[Entries from a page text dataset]
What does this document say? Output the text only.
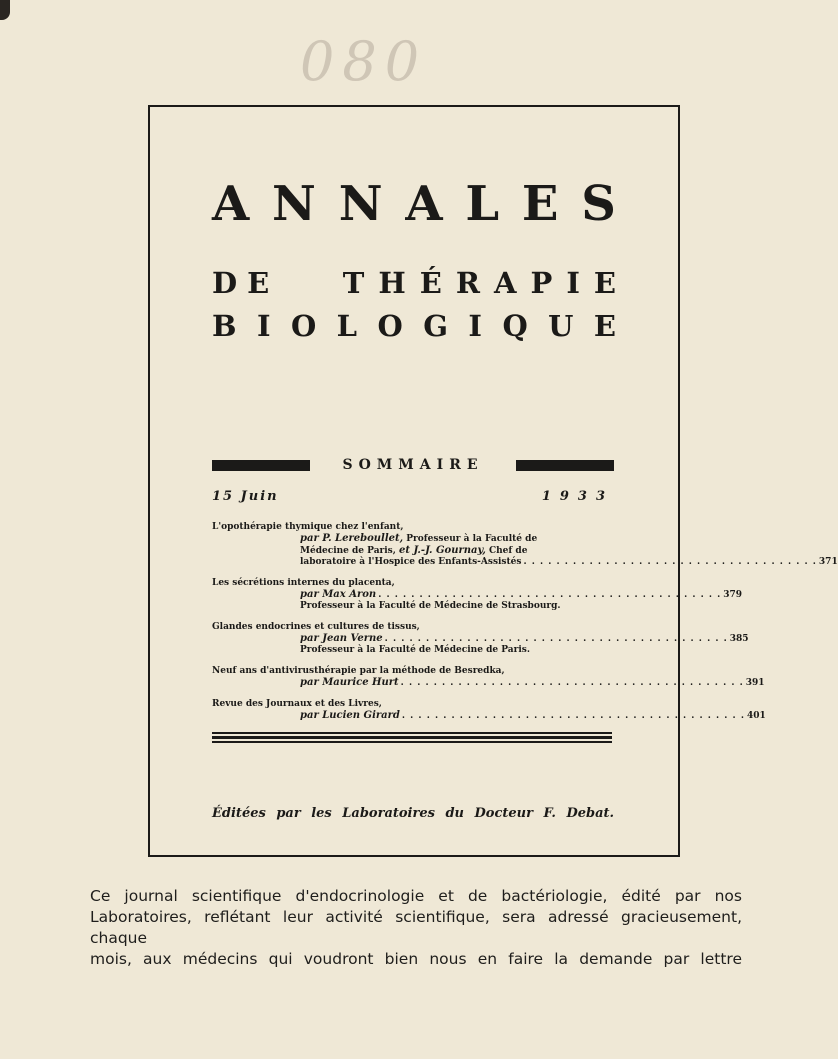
080
A N N A L E S
DE T H É R A P I E
B I O L O G I Q U E
SOMMAIRE
15 Juin	1933
L'opothérapie thymique chez l'enfant,
par P. Lereboullet, Professeur à la Faculté de
Médecine de Paris, et J.-J. Gournay, Chef de
laboratoire à l'Hospice des Enfants-Assistés . . . . . . . . . . . . . . . . . . . . . . . . . . . . . . . . . . . . 371
Les sécrétions internes du placenta,
par Max Aron . . . . . . . . . . . . . . . . . . . . . . . . . . . . . . . . . . . . . . . . . . 379
Professeur à la Faculté de Médecine de Strasbourg.
Glandes endocrines et cultures de tissus,
par Jean Verne . . . . . . . . . . . . . . . . . . . . . . . . . . . . . . . . . . . . . . . . . . 385
Professeur à la Faculté de Médecine de Paris.
Neuf ans d'antivirusthérapie par la méthode de Besredka,
par Maurice Hurt . . . . . . . . . . . . . . . . . . . . . . . . . . . . . . . . . . . . . . . . . . 391
Revue des Journaux et des Livres,
par Lucien Girard . . . . . . . . . . . . . . . . . . . . . . . . . . . . . . . . . . . . . . . . . . 401
Éditées par les Laboratoires du Docteur F. Debat.
Ce journal scientifique d'endocrinologie et de bactériologie, édité par nos
Laboratoires, reflétant leur activité scientifique, sera adressé gracieusement, chaque
mois, aux médecins qui voudront bien nous en faire la demande par lettre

**EXERCISE**
From the records above, copy each line in which the string "Médecine" occurs.

**EXERCISE RESULT**
Médecine de Paris, et J.-J. Gournay, Chef de
Professeur à la Faculté de Médecine de Strasbourg.
Professeur à la Faculté de Médecine de Paris.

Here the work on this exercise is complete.